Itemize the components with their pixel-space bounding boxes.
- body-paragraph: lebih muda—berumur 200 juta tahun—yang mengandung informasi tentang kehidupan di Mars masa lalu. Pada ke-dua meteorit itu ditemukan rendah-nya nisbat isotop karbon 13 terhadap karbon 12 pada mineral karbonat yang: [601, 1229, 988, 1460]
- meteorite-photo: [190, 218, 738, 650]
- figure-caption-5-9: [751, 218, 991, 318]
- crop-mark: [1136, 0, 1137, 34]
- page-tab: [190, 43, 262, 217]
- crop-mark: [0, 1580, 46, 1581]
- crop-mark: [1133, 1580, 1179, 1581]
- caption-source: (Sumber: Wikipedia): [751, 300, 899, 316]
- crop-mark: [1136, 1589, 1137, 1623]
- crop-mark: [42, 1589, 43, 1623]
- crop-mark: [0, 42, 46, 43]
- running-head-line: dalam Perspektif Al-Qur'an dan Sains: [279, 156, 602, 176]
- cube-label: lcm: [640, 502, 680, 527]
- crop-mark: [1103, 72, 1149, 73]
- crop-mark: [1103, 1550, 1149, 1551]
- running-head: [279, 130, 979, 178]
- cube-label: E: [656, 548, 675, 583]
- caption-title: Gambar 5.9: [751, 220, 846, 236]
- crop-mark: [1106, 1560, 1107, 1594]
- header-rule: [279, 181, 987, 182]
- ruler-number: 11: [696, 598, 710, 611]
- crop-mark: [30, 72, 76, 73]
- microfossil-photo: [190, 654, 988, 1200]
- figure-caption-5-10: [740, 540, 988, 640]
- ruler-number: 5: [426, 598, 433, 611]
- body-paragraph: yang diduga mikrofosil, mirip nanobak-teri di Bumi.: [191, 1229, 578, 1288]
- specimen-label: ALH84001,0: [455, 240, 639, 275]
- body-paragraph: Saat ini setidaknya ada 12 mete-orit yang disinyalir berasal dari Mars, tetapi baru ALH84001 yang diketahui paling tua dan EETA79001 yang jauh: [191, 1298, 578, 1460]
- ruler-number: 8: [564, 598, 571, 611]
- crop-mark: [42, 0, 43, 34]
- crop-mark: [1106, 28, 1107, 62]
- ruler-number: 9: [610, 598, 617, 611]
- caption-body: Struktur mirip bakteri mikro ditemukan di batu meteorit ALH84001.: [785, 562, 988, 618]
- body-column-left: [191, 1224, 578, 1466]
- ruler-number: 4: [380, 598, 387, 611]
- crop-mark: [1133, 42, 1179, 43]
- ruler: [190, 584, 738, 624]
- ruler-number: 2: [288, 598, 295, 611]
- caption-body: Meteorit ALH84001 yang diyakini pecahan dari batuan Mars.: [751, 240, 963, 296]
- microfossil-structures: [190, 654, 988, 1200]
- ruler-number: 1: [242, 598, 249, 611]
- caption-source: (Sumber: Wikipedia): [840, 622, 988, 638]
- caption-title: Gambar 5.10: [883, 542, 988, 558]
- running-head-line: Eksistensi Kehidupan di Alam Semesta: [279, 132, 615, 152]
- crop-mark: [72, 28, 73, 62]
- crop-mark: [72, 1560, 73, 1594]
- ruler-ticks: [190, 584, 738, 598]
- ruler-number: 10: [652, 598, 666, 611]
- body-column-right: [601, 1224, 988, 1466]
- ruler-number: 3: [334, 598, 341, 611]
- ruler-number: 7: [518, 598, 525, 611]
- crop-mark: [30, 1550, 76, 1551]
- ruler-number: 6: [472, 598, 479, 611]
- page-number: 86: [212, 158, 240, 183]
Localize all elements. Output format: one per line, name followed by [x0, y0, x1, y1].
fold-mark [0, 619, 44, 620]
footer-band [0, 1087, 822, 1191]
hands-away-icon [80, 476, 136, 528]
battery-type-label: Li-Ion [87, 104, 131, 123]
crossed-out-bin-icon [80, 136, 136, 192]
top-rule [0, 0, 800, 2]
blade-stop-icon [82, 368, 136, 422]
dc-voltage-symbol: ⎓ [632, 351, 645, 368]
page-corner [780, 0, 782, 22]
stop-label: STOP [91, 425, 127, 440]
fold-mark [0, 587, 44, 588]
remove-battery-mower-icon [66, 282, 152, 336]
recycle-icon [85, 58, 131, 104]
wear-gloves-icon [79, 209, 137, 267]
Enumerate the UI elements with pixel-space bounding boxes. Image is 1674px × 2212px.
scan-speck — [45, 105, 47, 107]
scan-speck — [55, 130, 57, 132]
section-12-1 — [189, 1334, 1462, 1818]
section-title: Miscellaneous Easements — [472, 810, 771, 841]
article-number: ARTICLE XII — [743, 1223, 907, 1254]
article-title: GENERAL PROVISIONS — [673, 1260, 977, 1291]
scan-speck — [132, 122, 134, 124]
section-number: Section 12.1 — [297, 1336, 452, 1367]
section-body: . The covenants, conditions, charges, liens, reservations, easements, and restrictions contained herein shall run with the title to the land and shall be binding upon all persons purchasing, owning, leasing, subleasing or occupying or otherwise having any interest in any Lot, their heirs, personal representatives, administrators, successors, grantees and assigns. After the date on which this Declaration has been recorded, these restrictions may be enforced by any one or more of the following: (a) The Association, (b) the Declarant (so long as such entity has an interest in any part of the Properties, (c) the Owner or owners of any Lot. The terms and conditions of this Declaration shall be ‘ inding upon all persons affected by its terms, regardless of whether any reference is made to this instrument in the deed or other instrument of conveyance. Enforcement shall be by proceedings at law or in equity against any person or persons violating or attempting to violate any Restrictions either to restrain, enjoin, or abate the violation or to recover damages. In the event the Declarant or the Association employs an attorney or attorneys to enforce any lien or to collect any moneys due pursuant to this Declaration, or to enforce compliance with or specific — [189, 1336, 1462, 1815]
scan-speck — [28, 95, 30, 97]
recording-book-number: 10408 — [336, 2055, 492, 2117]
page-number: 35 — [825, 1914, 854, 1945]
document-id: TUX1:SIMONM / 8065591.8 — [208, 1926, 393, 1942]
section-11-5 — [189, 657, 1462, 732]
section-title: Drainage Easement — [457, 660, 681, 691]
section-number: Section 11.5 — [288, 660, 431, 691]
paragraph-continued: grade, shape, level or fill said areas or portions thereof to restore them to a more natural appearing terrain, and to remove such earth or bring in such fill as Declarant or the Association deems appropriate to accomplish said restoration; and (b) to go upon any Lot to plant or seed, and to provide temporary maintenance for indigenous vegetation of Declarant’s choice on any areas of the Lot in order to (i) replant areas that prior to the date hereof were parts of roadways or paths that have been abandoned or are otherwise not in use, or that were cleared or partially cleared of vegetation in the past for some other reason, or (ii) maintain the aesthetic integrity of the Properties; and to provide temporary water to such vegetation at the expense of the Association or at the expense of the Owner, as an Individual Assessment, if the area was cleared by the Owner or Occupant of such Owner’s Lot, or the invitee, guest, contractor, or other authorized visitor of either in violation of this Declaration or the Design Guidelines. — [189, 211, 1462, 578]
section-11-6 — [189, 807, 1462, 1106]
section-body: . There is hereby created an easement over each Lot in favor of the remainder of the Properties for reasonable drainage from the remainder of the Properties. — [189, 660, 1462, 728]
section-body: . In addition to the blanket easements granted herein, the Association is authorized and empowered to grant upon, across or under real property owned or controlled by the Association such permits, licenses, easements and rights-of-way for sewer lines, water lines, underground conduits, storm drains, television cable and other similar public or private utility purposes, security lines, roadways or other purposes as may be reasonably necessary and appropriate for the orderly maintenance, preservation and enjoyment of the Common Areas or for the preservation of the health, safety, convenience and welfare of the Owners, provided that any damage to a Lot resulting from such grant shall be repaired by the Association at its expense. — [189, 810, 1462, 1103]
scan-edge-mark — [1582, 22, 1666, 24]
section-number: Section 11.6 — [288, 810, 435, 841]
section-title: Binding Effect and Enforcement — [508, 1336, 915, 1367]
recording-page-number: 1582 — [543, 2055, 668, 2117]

» **WRITTEN TASK**:
Can you rewrite the entries above with every "ruler-number" changed to "scale-number" and everything else left as it is?

» **RESPONSE**:
Itemize the components with their pixel-space bounding boxes.
- body-paragraph: lebih muda—berumur 200 juta tahun—yang mengandung informasi tentang kehidupan di Mars masa lalu. Pada ke-dua meteorit itu ditemukan rendah-nya nisbat isotop karbon 13 terhadap karbon 12 pada mineral karbonat yang: [601, 1229, 988, 1460]
- meteorite-photo: [190, 218, 738, 650]
- figure-caption-5-9: [751, 218, 991, 318]
- crop-mark: [1136, 0, 1137, 34]
- page-tab: [190, 43, 262, 217]
- crop-mark: [0, 1580, 46, 1581]
- crop-mark: [1133, 1580, 1179, 1581]
- caption-source: (Sumber: Wikipedia): [751, 300, 899, 316]
- crop-mark: [1136, 1589, 1137, 1623]
- crop-mark: [42, 1589, 43, 1623]
- crop-mark: [0, 42, 46, 43]
- running-head-line: dalam Perspektif Al-Qur'an dan Sains: [279, 156, 602, 176]
- cube-label: lcm: [640, 502, 680, 527]
- crop-mark: [1103, 72, 1149, 73]
- crop-mark: [1103, 1550, 1149, 1551]
- running-head: [279, 130, 979, 178]
- cube-label: E: [656, 548, 675, 583]
- caption-title: Gambar 5.9: [751, 220, 846, 236]
- crop-mark: [1106, 1560, 1107, 1594]
- header-rule: [279, 181, 987, 182]
- scale-number: 11: [696, 598, 710, 611]
- crop-mark: [30, 72, 76, 73]
- microfossil-photo: [190, 654, 988, 1200]
- figure-caption-5-10: [740, 540, 988, 640]
- scale-number: 5: [426, 598, 433, 611]
- body-paragraph: yang diduga mikrofosil, mirip nanobak-teri di Bumi.: [191, 1229, 578, 1288]
- specimen-label: ALH84001,0: [455, 240, 639, 275]
- body-paragraph: Saat ini setidaknya ada 12 mete-orit yang disinyalir berasal dari Mars, tetapi baru ALH84001 yang diketahui paling tua dan EETA79001 yang jauh: [191, 1298, 578, 1460]
- scale-number: 8: [564, 598, 571, 611]
- crop-mark: [42, 0, 43, 34]
- crop-mark: [1106, 28, 1107, 62]
- scale-number: 9: [610, 598, 617, 611]
- caption-body: Struktur mirip bakteri mikro ditemukan di batu meteorit ALH84001.: [785, 562, 988, 618]
- body-column-left: [191, 1224, 578, 1466]
- scale-number: 4: [380, 598, 387, 611]
- crop-mark: [1133, 42, 1179, 43]
- ruler: [190, 584, 738, 624]
- scale-number: 2: [288, 598, 295, 611]
- caption-body: Meteorit ALH84001 yang diyakini pecahan dari batuan Mars.: [751, 240, 963, 296]
- microfossil-structures: [190, 654, 988, 1200]
- scale-number: 1: [242, 598, 249, 611]
- caption-source: (Sumber: Wikipedia): [840, 622, 988, 638]
- caption-title: Gambar 5.10: [883, 542, 988, 558]
- running-head-line: Eksistensi Kehidupan di Alam Semesta: [279, 132, 615, 152]
- crop-mark: [72, 28, 73, 62]
- crop-mark: [72, 1560, 73, 1594]
- ruler-ticks: [190, 584, 738, 598]
- scale-number: 10: [652, 598, 666, 611]
- body-column-right: [601, 1224, 988, 1466]
- scale-number: 3: [334, 598, 341, 611]
- scale-number: 7: [518, 598, 525, 611]
- crop-mark: [30, 1550, 76, 1551]
- scale-number: 6: [472, 598, 479, 611]
- page-number: 86: [212, 158, 240, 183]
Localize all elements. Output format: one per line, name followed by [x0, y0, x1, y1].
fold-mark [0, 619, 44, 620]
footer-band [0, 1087, 822, 1191]
hands-away-icon [80, 476, 136, 528]
battery-type-label: Li-Ion [87, 104, 131, 123]
crossed-out-bin-icon [80, 136, 136, 192]
top-rule [0, 0, 800, 2]
blade-stop-icon [82, 368, 136, 422]
dc-voltage-symbol: ⎓ [632, 351, 645, 368]
page-corner [780, 0, 782, 22]
stop-label: STOP [91, 425, 127, 440]
fold-mark [0, 587, 44, 588]
remove-battery-mower-icon [66, 282, 152, 336]
recycle-icon [85, 58, 131, 104]
wear-gloves-icon [79, 209, 137, 267]
Enumerate the UI elements with pixel-space bounding boxes. Image is 1674px × 2212px.
scan-speck — [45, 105, 47, 107]
scan-speck — [55, 130, 57, 132]
section-12-1 — [189, 1334, 1462, 1818]
section-title: Miscellaneous Easements — [472, 810, 771, 841]
article-number: ARTICLE XII — [743, 1223, 907, 1254]
article-title: GENERAL PROVISIONS — [673, 1260, 977, 1291]
scan-speck — [132, 122, 134, 124]
section-number: Section 12.1 — [297, 1336, 452, 1367]
section-body: . The covenants, conditions, charges, liens, reservations, easements, and restrictions contained herein shall run with the title to the land and shall be binding upon all persons purchasing, owning, leasing, subleasing or occupying or otherwise having any interest in any Lot, their heirs, personal representatives, administrators, successors, grantees and assigns. After the date on which this Declaration has been recorded, these restrictions may be enforced by any one or more of the following: (a) The Association, (b) the Declarant (so long as such entity has an interest in any part of the Properties, (c) the Owner or owners of any Lot. The terms and conditions of this Declaration shall be ‘ inding upon all persons affected by its terms, regardless of whether any reference is made to this instrument in the deed or other instrument of conveyance. Enforcement shall be by proceedings at law or in equity against any person or persons violating or attempting to violate any Restrictions either to restrain, enjoin, or abate the violation or to recover damages. In the event the Declarant or the Association employs an attorney or attorneys to enforce any lien or to collect any moneys due pursuant to this Declaration, or to enforce compliance with or specific — [189, 1336, 1462, 1815]
scan-speck — [28, 95, 30, 97]
recording-book-number: 10408 — [336, 2055, 492, 2117]
page-number: 35 — [825, 1914, 854, 1945]
document-id: TUX1:SIMONM / 8065591.8 — [208, 1926, 393, 1942]
section-11-5 — [189, 657, 1462, 732]
section-title: Drainage Easement — [457, 660, 681, 691]
section-number: Section 11.5 — [288, 660, 431, 691]
paragraph-continued: grade, shape, level or fill said areas or portions thereof to restore them to a more natural appearing terrain, and to remove such earth or bring in such fill as Declarant or the Association deems appropriate to accomplish said restoration; and (b) to go upon any Lot to plant or seed, and to provide temporary maintenance for indigenous vegetation of Declarant’s choice on any areas of the Lot in order to (i) replant areas that prior to the date hereof were parts of roadways or paths that have been abandoned or are otherwise not in use, or that were cleared or partially cleared of vegetation in the past for some other reason, or (ii) maintain the aesthetic integrity of the Properties; and to provide temporary water to such vegetation at the expense of the Association or at the expense of the Owner, as an Individual Assessment, if the area was cleared by the Owner or Occupant of such Owner’s Lot, or the invitee, guest, contractor, or other authorized visitor of either in violation of this Declaration or the Design Guidelines. — [189, 211, 1462, 578]
section-11-6 — [189, 807, 1462, 1106]
section-body: . There is hereby created an easement over each Lot in favor of the remainder of the Properties for reasonable drainage from the remainder of the Properties. — [189, 660, 1462, 728]
section-body: . In addition to the blanket easements granted herein, the Association is authorized and empowered to grant upon, across or under real property owned or controlled by the Association such permits, licenses, easements and rights-of-way for sewer lines, water lines, underground conduits, storm drains, television cable and other similar public or private utility purposes, security lines, roadways or other purposes as may be reasonably necessary and appropriate for the orderly maintenance, preservation and enjoyment of the Common Areas or for the preservation of the health, safety, convenience and welfare of the Owners, provided that any damage to a Lot resulting from such grant shall be repaired by the Association at its expense. — [189, 810, 1462, 1103]
scan-edge-mark — [1582, 22, 1666, 24]
section-number: Section 11.6 — [288, 810, 435, 841]
section-title: Binding Effect and Enforcement — [508, 1336, 915, 1367]
recording-page-number: 1582 — [543, 2055, 668, 2117]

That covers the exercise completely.